__Exercise__. Scan the data below and pick out the lines containing the word "text".

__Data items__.
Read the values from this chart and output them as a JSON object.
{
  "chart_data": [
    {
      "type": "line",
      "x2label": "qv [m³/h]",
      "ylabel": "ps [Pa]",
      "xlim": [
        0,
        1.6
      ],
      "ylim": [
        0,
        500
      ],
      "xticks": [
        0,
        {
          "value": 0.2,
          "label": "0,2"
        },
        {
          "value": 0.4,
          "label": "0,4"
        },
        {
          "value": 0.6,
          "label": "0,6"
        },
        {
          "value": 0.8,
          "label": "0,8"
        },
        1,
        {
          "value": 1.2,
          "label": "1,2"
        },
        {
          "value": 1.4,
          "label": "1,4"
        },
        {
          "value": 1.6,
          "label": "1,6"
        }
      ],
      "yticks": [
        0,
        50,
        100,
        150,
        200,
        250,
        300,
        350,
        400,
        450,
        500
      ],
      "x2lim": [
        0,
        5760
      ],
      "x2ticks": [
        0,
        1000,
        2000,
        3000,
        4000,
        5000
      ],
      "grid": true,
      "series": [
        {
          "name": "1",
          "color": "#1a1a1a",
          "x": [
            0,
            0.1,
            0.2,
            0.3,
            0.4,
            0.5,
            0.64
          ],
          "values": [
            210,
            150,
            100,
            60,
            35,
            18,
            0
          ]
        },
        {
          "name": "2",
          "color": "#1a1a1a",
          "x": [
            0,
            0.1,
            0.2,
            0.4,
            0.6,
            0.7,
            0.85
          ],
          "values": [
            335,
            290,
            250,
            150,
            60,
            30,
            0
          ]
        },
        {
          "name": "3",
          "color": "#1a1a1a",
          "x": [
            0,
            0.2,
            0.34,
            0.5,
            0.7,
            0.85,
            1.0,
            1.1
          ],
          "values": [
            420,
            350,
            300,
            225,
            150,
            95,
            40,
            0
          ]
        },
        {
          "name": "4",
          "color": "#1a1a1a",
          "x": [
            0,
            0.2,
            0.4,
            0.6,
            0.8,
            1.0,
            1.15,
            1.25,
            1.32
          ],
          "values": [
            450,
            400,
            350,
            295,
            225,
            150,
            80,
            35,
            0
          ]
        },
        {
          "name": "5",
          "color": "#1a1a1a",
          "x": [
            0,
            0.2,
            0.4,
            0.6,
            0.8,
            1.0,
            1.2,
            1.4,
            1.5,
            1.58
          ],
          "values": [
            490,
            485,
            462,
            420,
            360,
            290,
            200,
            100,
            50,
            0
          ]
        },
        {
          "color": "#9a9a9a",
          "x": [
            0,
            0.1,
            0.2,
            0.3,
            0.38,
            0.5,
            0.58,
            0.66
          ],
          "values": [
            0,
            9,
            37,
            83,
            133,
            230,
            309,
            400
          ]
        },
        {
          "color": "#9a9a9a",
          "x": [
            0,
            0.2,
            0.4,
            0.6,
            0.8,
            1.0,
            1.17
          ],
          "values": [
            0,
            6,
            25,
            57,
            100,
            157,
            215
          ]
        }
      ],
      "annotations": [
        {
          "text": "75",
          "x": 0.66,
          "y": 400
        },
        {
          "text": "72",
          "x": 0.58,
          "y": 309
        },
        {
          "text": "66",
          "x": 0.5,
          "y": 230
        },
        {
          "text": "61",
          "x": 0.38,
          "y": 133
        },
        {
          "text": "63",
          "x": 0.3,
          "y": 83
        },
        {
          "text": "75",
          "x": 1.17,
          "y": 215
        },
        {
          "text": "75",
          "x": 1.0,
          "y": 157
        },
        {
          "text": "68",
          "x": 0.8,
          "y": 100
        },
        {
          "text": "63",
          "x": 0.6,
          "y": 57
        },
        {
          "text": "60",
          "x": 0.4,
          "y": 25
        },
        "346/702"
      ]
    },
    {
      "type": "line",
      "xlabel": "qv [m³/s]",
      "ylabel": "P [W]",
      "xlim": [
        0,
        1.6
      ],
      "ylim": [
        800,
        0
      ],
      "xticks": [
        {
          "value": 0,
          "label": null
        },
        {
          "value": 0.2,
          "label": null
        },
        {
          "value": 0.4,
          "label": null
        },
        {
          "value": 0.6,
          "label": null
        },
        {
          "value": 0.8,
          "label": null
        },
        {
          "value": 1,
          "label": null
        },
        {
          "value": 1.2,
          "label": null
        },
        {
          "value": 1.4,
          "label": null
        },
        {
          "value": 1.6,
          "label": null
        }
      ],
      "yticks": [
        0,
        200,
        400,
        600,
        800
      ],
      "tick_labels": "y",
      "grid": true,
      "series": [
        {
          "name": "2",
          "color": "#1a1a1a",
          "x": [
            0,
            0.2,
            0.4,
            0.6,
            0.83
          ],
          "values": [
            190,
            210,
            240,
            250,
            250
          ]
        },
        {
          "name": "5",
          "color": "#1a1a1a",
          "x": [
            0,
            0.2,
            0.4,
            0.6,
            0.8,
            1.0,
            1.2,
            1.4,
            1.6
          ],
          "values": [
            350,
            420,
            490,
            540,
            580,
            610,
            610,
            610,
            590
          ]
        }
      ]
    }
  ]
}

__Written reply__.
          "text": "75",
          "text": "72",
          "text": "66",
          "text": "61",
          "text": "63",
          "text": "75",
          "text": "75",
          "text": "68",
          "text": "63",
          "text": "60",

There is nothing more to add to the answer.